AIM> Repeat the whole listing exactly.

RECORDS SHOWN>
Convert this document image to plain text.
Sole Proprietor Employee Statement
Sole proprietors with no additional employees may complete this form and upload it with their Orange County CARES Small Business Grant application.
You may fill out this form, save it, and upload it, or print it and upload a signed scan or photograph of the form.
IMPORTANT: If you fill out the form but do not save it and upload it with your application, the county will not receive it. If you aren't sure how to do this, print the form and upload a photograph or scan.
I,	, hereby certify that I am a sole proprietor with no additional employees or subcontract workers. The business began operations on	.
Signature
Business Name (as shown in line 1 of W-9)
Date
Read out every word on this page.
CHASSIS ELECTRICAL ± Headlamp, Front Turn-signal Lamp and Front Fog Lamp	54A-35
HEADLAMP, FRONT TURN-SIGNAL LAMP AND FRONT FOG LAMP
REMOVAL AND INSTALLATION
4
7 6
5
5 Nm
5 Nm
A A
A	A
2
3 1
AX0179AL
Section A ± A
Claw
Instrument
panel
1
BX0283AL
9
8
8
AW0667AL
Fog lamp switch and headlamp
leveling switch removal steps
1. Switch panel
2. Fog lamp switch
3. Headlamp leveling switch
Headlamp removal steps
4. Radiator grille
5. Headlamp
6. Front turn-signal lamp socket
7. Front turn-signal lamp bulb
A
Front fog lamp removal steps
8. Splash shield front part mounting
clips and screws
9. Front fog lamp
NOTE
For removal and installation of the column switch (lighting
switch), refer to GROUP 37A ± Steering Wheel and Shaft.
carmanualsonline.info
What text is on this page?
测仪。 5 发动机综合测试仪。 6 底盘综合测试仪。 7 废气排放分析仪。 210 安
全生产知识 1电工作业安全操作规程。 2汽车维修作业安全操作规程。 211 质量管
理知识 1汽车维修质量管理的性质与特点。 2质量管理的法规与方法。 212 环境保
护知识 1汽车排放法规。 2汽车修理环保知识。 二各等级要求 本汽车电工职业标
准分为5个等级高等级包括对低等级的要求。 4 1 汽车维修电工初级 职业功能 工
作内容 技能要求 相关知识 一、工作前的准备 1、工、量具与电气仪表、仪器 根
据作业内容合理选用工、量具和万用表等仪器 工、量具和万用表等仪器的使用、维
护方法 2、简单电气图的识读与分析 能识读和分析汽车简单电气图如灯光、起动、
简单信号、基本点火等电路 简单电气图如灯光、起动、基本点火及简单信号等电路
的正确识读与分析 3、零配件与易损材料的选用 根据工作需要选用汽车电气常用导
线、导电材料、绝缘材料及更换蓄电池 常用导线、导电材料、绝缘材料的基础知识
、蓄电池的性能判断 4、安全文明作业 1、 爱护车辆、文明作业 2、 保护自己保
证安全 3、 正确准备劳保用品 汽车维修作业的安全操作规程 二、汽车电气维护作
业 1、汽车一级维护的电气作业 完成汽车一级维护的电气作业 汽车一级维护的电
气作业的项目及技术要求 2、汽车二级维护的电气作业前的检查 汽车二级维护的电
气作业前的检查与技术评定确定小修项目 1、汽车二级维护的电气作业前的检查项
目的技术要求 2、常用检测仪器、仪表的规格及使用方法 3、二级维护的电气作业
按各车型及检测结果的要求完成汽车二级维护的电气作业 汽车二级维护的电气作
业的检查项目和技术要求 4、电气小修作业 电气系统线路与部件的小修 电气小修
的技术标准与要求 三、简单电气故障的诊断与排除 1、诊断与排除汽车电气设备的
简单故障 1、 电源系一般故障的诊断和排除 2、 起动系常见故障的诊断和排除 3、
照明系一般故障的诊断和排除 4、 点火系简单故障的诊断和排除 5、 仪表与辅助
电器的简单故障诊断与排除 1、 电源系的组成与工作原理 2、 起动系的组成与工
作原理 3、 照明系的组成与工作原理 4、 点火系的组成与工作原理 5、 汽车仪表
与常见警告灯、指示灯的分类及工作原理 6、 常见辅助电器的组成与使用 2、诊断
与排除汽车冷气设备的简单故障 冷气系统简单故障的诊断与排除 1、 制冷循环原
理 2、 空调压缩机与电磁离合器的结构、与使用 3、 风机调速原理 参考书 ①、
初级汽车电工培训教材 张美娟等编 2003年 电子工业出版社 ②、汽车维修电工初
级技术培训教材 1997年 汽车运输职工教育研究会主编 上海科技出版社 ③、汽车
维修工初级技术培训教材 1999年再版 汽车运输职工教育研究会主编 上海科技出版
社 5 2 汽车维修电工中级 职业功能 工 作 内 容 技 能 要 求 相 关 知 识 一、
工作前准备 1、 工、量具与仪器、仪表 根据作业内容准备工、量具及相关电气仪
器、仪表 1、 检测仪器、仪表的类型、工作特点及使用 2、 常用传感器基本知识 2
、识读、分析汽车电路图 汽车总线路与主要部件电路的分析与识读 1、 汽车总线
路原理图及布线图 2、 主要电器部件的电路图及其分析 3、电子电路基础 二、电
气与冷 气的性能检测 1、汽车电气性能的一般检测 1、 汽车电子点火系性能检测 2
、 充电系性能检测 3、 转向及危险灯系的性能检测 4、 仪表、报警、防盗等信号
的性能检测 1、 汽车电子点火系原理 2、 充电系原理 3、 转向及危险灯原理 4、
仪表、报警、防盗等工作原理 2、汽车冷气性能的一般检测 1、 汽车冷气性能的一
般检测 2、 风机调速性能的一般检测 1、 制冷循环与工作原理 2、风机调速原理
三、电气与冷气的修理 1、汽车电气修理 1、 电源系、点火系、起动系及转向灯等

REPLY TO THE TASK>
Convert this document image to plain text.
Sole Proprietor Employee Statement
Sole proprietors with no additional employees may complete this form and upload it with their Orange County CARES Small Business Grant application.
You may fill out this form, save it, and upload it, or print it and upload a signed scan or photograph of the form.
IMPORTANT: If you fill out the form but do not save it and upload it with your application, the county will not receive it. If you aren't sure how to do this, print the form and upload a photograph or scan.
I,	, hereby certify that I am a sole proprietor with no additional employees or subcontract workers. The business began operations on	.
Signature
Business Name (as shown in line 1 of W-9)
Date
Read out every word on this page.
CHASSIS ELECTRICAL ± Headlamp, Front Turn-signal Lamp and Front Fog Lamp	54A-35
HEADLAMP, FRONT TURN-SIGNAL LAMP AND FRONT FOG LAMP
REMOVAL AND INSTALLATION
4
7 6
5
5 Nm
5 Nm
A A
A	A
2
3 1
AX0179AL
Section A ± A
Claw
Instrument
panel
1
BX0283AL
9
8
8
AW0667AL
Fog lamp switch and headlamp
leveling switch removal steps
1. Switch panel
2. Fog lamp switch
3. Headlamp leveling switch
Headlamp removal steps
4. Radiator grille
5. Headlamp
6. Front turn-signal lamp socket
7. Front turn-signal lamp bulb
A
Front fog lamp removal steps
8. Splash shield front part mounting
clips and screws
9. Front fog lamp
NOTE
For removal and installation of the column switch (lighting
switch), refer to GROUP 37A ± Steering Wheel and Shaft.
carmanualsonline.info
What text is on this page?
测仪。 5 发动机综合测试仪。 6 底盘综合测试仪。 7 废气排放分析仪。 210 安
全生产知识 1电工作业安全操作规程。 2汽车维修作业安全操作规程。 211 质量管
理知识 1汽车维修质量管理的性质与特点。 2质量管理的法规与方法。 212 环境保
护知识 1汽车排放法规。 2汽车修理环保知识。 二各等级要求 本汽车电工职业标
准分为5个等级高等级包括对低等级的要求。 4 1 汽车维修电工初级 职业功能 工
作内容 技能要求 相关知识 一、工作前的准备 1、工、量具与电气仪表、仪器 根
据作业内容合理选用工、量具和万用表等仪器 工、量具和万用表等仪器的使用、维
护方法 2、简单电气图的识读与分析 能识读和分析汽车简单电气图如灯光、起动、
简单信号、基本点火等电路 简单电气图如灯光、起动、基本点火及简单信号等电路
的正确识读与分析 3、零配件与易损材料的选用 根据工作需要选用汽车电气常用导
线、导电材料、绝缘材料及更换蓄电池 常用导线、导电材料、绝缘材料的基础知识
、蓄电池的性能判断 4、安全文明作业 1、 爱护车辆、文明作业 2、 保护自己保
证安全 3、 正确准备劳保用品 汽车维修作业的安全操作规程 二、汽车电气维护作
业 1、汽车一级维护的电气作业 完成汽车一级维护的电气作业 汽车一级维护的电
气作业的项目及技术要求 2、汽车二级维护的电气作业前的检查 汽车二级维护的电
气作业前的检查与技术评定确定小修项目 1、汽车二级维护的电气作业前的检查项
目的技术要求 2、常用检测仪器、仪表的规格及使用方法 3、二级维护的电气作业
按各车型及检测结果的要求完成汽车二级维护的电气作业 汽车二级维护的电气作
业的检查项目和技术要求 4、电气小修作业 电气系统线路与部件的小修 电气小修
的技术标准与要求 三、简单电气故障的诊断与排除 1、诊断与排除汽车电气设备的
简单故障 1、 电源系一般故障的诊断和排除 2、 起动系常见故障的诊断和排除 3、
照明系一般故障的诊断和排除 4、 点火系简单故障的诊断和排除 5、 仪表与辅助
电器的简单故障诊断与排除 1、 电源系的组成与工作原理 2、 起动系的组成与工
作原理 3、 照明系的组成与工作原理 4、 点火系的组成与工作原理 5、 汽车仪表
与常见警告灯、指示灯的分类及工作原理 6、 常见辅助电器的组成与使用 2、诊断
与排除汽车冷气设备的简单故障 冷气系统简单故障的诊断与排除 1、 制冷循环原
理 2、 空调压缩机与电磁离合器的结构、与使用 3、 风机调速原理 参考书 ①、
初级汽车电工培训教材 张美娟等编 2003年 电子工业出版社 ②、汽车维修电工初
级技术培训教材 1997年 汽车运输职工教育研究会主编 上海科技出版社 ③、汽车
维修工初级技术培训教材 1999年再版 汽车运输职工教育研究会主编 上海科技出版
社 5 2 汽车维修电工中级 职业功能 工 作 内 容 技 能 要 求 相 关 知 识 一、
工作前准备 1、 工、量具与仪器、仪表 根据作业内容准备工、量具及相关电气仪
器、仪表 1、 检测仪器、仪表的类型、工作特点及使用 2、 常用传感器基本知识 2
、识读、分析汽车电路图 汽车总线路与主要部件电路的分析与识读 1、 汽车总线
路原理图及布线图 2、 主要电器部件的电路图及其分析 3、电子电路基础 二、电
气与冷 气的性能检测 1、汽车电气性能的一般检测 1、 汽车电子点火系性能检测 2
、 充电系性能检测 3、 转向及危险灯系的性能检测 4、 仪表、报警、防盗等信号
的性能检测 1、 汽车电子点火系原理 2、 充电系原理 3、 转向及危险灯原理 4、
仪表、报警、防盗等工作原理 2、汽车冷气性能的一般检测 1、 汽车冷气性能的一
般检测 2、 风机调速性能的一般检测 1、 制冷循环与工作原理 2、风机调速原理
三、电气与冷气的修理 1、汽车电气修理 1、 电源系、点火系、起动系及转向灯等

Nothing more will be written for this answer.